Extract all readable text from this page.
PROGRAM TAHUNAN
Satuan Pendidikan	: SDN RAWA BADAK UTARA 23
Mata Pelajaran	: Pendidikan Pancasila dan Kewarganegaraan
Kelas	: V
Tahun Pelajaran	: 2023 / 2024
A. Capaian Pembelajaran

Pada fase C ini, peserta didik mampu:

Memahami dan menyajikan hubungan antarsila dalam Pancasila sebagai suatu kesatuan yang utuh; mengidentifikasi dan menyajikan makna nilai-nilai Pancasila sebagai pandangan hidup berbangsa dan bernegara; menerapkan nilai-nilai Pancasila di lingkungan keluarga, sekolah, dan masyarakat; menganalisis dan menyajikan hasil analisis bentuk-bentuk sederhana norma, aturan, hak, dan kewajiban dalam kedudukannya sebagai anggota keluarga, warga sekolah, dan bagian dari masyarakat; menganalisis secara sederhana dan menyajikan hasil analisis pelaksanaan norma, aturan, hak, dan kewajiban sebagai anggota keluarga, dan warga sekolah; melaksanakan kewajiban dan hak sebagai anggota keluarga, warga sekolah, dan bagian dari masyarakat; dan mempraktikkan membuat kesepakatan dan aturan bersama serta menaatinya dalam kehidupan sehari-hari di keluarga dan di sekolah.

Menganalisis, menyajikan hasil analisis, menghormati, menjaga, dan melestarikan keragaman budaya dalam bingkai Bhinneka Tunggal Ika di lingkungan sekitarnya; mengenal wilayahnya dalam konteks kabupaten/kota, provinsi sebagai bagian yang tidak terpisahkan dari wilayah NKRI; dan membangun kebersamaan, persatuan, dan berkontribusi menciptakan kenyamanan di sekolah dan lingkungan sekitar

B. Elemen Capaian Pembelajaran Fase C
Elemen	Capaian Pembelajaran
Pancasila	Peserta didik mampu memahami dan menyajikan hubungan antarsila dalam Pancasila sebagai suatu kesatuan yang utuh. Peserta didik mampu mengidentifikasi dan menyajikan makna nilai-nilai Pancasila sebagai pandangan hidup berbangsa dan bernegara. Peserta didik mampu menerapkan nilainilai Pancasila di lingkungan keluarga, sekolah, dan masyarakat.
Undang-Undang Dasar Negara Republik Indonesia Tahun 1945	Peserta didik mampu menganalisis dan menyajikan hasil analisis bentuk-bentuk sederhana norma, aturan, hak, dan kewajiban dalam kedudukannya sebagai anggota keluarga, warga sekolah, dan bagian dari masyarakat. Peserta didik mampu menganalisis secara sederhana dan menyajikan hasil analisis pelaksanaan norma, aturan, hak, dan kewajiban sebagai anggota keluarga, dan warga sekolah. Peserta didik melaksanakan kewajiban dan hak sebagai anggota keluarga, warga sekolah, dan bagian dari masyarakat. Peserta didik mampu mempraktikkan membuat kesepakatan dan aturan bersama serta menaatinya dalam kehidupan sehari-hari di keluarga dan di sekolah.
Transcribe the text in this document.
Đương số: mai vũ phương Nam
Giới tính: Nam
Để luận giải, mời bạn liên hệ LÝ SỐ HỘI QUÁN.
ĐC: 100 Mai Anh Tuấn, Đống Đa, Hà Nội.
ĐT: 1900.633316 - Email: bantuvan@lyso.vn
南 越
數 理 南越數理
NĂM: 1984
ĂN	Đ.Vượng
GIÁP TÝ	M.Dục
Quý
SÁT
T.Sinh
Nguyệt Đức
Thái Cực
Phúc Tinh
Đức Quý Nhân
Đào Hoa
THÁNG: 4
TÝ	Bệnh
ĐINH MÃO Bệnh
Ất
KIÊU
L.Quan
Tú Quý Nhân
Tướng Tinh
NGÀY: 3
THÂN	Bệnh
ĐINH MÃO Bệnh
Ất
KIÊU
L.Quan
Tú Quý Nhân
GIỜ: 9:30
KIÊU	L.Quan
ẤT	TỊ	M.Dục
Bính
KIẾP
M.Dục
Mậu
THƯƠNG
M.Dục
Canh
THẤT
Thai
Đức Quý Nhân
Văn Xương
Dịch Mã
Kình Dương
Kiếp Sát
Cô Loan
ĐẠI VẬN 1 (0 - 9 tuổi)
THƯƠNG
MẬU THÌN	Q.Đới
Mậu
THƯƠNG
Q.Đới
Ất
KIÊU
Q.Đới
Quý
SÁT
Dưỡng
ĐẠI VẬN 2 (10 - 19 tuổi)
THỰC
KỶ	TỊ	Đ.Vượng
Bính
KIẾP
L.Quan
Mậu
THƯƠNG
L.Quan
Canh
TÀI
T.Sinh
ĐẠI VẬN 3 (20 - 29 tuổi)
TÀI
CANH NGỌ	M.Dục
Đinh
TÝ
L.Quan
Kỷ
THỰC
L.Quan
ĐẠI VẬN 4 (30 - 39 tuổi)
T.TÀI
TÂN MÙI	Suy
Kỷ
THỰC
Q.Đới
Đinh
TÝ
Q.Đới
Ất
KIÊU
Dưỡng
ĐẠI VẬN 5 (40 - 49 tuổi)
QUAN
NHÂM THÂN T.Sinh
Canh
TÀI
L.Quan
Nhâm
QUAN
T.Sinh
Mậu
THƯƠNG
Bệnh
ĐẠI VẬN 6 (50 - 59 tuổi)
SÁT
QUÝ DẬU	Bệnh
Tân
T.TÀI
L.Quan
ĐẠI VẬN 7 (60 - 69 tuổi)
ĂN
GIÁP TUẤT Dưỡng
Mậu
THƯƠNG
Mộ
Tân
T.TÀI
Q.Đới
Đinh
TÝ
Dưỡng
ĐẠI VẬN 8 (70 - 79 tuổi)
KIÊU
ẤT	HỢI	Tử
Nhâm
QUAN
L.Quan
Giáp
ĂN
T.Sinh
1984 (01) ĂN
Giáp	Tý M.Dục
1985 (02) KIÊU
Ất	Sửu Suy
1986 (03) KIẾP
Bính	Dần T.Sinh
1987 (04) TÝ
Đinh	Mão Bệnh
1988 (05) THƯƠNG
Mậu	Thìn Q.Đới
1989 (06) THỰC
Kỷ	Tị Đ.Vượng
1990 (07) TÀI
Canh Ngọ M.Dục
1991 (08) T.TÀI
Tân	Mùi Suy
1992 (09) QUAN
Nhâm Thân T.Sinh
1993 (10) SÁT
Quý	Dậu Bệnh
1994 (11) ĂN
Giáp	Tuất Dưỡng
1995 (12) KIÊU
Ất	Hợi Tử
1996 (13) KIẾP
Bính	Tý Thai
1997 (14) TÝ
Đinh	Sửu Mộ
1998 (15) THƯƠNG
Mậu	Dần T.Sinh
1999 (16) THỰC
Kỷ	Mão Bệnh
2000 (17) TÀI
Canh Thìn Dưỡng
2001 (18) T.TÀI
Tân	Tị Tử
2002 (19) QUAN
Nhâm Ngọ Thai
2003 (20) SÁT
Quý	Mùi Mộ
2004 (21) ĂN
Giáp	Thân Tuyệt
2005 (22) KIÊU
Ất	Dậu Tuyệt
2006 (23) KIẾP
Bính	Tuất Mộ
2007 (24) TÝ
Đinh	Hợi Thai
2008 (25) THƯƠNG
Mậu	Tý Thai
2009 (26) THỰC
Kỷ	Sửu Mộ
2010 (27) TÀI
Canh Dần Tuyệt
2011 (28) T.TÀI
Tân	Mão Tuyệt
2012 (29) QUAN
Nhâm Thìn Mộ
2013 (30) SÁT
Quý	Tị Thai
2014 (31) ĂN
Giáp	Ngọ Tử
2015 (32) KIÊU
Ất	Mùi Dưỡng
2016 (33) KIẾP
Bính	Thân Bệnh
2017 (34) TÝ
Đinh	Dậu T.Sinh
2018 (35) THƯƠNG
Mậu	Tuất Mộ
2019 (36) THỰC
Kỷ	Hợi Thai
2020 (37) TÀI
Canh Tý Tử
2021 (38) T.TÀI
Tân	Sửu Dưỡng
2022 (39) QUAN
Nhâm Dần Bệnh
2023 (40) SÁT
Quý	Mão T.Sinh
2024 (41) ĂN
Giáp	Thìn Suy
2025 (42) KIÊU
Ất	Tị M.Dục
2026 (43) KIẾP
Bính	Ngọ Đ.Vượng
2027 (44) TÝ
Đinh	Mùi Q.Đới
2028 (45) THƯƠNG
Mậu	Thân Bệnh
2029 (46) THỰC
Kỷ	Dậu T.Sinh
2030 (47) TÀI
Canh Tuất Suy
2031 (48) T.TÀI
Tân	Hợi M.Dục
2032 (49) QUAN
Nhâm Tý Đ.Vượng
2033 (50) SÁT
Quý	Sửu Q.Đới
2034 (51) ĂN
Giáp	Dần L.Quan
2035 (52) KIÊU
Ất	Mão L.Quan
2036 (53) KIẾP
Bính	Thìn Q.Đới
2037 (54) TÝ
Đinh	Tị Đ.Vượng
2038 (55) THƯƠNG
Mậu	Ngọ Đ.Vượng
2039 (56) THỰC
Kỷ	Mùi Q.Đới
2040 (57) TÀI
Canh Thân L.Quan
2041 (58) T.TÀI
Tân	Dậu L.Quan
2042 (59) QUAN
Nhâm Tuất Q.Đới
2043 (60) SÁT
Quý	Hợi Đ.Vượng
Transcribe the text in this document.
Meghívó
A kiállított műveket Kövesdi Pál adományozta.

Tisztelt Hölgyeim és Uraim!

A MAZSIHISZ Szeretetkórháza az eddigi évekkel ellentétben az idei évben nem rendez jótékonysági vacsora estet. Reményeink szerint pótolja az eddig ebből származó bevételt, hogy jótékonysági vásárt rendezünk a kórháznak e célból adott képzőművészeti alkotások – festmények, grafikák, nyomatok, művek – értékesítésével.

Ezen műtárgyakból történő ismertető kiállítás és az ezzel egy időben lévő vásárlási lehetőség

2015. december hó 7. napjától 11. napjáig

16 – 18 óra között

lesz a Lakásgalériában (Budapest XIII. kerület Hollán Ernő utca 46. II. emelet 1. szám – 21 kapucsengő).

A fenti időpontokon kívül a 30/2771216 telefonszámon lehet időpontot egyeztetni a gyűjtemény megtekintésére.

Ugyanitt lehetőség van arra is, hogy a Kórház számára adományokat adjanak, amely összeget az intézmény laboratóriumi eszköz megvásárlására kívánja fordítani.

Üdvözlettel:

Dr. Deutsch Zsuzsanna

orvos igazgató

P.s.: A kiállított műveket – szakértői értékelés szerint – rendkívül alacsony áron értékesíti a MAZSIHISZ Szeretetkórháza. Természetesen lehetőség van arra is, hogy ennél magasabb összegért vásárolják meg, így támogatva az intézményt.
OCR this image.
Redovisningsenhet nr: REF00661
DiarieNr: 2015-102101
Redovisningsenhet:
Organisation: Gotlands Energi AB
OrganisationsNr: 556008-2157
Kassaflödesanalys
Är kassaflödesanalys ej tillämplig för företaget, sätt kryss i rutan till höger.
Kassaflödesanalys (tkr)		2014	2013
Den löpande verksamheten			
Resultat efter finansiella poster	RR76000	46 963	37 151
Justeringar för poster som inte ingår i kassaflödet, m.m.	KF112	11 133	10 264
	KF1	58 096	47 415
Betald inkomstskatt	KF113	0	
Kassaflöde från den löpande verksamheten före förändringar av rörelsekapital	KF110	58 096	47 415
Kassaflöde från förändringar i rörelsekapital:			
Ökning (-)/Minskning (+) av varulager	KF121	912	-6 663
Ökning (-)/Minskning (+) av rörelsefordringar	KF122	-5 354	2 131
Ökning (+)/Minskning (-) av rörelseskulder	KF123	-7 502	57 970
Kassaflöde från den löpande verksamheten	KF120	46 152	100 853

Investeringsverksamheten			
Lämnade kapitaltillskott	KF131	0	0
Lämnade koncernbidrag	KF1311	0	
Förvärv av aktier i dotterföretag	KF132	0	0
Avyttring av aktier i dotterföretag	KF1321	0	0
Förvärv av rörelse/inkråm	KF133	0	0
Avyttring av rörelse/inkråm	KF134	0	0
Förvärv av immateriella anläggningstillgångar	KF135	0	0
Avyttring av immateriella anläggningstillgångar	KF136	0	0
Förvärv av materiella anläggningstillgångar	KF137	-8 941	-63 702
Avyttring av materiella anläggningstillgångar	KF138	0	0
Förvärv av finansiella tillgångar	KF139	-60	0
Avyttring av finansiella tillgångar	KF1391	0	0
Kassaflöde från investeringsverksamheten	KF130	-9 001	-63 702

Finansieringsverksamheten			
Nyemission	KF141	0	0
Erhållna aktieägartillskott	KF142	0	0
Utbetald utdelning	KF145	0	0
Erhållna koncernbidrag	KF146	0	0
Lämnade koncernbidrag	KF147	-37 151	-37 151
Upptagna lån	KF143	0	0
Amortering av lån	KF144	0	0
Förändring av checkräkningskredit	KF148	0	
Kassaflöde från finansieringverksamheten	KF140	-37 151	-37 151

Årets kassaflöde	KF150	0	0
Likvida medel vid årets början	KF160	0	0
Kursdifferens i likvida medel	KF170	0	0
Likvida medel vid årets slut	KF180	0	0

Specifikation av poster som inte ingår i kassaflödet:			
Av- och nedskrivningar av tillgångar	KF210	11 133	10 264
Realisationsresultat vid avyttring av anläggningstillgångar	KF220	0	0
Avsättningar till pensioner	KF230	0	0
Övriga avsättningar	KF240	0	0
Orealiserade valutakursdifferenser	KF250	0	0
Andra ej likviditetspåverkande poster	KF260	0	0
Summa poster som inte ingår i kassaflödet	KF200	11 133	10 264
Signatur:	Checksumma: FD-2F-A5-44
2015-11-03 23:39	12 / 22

•••••

◆ Work instructions ◆
Each line holding "dotterföretag" must be found and copied.

◆ Solved problem ◆
Förvärv av aktier i dotterföretag	KF132	0	0
Avyttring av aktier i dotterföretag	KF1321	0	0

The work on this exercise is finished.